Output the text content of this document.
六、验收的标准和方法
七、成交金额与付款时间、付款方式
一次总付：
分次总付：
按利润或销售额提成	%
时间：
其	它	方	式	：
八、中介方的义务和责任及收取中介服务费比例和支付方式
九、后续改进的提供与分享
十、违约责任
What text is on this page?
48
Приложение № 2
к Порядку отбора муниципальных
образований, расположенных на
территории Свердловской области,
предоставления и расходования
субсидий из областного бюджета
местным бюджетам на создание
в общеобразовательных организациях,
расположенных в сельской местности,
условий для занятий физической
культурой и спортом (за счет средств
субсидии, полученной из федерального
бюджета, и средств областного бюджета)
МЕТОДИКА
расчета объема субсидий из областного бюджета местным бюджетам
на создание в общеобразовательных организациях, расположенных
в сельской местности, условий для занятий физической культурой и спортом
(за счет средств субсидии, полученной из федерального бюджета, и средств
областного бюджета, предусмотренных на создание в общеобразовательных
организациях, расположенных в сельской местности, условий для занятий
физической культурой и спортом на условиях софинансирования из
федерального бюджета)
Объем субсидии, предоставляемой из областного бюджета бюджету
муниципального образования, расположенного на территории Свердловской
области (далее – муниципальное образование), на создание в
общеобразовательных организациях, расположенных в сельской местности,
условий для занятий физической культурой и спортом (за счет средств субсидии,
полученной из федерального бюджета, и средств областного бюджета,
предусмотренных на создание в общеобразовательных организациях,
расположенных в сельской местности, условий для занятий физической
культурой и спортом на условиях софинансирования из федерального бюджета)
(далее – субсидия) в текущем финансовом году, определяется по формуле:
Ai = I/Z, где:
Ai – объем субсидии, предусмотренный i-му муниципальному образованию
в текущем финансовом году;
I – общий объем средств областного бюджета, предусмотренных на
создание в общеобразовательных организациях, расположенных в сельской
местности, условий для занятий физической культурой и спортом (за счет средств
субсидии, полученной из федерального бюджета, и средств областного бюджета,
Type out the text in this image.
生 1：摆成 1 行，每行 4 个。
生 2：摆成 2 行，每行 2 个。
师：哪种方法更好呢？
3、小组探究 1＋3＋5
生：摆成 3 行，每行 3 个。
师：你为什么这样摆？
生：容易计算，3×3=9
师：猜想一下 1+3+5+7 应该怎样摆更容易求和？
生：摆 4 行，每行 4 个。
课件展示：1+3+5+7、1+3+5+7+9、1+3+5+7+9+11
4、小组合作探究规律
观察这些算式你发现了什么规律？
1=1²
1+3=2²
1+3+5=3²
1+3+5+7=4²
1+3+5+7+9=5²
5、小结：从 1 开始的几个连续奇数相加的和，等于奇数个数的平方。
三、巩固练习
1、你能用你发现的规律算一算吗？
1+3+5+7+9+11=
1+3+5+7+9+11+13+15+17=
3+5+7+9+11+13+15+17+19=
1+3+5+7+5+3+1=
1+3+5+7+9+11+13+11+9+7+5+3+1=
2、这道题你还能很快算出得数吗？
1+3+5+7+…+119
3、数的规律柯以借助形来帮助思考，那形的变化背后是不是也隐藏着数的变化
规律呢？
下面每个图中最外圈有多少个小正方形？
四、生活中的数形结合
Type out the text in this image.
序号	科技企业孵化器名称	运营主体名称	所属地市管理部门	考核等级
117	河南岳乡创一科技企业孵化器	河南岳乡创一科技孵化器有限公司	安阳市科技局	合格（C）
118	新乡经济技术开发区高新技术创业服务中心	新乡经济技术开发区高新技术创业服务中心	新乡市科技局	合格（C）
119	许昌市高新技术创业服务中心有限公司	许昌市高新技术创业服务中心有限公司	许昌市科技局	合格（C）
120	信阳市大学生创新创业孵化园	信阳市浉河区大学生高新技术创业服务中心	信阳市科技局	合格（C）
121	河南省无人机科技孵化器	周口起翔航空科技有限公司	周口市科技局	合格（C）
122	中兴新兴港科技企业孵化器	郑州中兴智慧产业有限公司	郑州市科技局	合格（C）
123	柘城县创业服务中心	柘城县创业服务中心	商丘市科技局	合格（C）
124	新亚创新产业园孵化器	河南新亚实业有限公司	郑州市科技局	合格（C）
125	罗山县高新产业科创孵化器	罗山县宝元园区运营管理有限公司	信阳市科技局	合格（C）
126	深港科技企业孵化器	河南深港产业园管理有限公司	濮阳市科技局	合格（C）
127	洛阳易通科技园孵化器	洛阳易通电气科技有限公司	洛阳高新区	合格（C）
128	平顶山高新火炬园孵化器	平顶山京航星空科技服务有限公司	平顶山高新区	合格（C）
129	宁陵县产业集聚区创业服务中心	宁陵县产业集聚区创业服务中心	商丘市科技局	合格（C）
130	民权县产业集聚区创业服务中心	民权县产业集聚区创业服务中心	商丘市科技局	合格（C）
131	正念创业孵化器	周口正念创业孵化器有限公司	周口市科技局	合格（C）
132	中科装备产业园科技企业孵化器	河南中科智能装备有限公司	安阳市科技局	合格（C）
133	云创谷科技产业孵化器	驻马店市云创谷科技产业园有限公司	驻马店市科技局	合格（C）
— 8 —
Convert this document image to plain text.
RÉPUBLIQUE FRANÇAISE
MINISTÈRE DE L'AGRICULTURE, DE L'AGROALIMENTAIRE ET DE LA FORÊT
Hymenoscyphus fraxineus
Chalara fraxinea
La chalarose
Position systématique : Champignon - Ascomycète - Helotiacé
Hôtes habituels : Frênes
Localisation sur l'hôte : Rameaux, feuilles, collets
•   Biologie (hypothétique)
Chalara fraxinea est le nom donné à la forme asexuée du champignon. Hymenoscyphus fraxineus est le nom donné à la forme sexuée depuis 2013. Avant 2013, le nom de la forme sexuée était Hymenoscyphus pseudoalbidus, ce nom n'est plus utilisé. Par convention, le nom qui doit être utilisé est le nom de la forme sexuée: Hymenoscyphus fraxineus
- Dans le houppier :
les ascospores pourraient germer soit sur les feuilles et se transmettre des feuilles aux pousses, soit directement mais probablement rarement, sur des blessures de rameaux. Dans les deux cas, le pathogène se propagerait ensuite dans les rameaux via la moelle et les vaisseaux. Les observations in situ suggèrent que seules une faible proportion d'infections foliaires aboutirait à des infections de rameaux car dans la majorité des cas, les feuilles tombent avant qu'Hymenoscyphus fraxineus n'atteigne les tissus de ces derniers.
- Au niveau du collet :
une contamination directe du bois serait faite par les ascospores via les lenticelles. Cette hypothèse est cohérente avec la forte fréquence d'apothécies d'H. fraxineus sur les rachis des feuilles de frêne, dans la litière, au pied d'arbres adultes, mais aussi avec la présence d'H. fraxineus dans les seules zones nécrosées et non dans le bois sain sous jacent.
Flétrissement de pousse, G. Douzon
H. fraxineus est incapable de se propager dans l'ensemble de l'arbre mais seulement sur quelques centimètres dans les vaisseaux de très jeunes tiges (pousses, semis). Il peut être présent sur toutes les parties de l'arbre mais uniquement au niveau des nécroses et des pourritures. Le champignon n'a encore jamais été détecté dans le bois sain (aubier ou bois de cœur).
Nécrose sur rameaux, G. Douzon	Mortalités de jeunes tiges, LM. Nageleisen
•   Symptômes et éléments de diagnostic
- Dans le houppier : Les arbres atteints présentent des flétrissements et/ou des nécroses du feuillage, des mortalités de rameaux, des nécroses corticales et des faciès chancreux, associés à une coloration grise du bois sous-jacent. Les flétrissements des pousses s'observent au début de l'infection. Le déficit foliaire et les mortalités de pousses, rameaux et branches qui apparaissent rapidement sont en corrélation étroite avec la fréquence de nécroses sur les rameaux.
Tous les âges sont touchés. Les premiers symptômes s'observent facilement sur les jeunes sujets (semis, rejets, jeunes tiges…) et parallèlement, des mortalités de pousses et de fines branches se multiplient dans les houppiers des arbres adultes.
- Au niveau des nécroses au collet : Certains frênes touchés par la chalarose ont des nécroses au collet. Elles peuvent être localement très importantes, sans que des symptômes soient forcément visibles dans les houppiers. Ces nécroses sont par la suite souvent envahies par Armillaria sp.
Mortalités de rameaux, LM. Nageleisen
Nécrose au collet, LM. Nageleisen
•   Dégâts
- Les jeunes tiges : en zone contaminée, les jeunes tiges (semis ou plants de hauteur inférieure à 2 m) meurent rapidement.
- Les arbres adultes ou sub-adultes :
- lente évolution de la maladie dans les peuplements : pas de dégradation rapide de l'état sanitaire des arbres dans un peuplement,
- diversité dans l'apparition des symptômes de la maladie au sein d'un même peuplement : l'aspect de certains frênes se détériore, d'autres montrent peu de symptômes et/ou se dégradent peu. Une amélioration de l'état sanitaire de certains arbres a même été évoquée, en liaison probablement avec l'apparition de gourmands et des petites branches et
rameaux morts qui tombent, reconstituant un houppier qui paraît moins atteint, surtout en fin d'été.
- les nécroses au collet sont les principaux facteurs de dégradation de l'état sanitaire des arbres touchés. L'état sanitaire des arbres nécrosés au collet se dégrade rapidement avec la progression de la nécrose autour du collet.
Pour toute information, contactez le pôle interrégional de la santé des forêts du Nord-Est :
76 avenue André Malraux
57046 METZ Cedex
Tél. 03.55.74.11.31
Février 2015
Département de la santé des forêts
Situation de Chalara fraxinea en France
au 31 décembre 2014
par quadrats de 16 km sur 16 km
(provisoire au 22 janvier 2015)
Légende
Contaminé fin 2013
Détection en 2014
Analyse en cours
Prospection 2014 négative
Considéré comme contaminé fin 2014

────────────────────────────────────────

Written problem:
Report how many lines in the listing above include the word "郑州市科技局". Give nothing but the number.

Final result:
2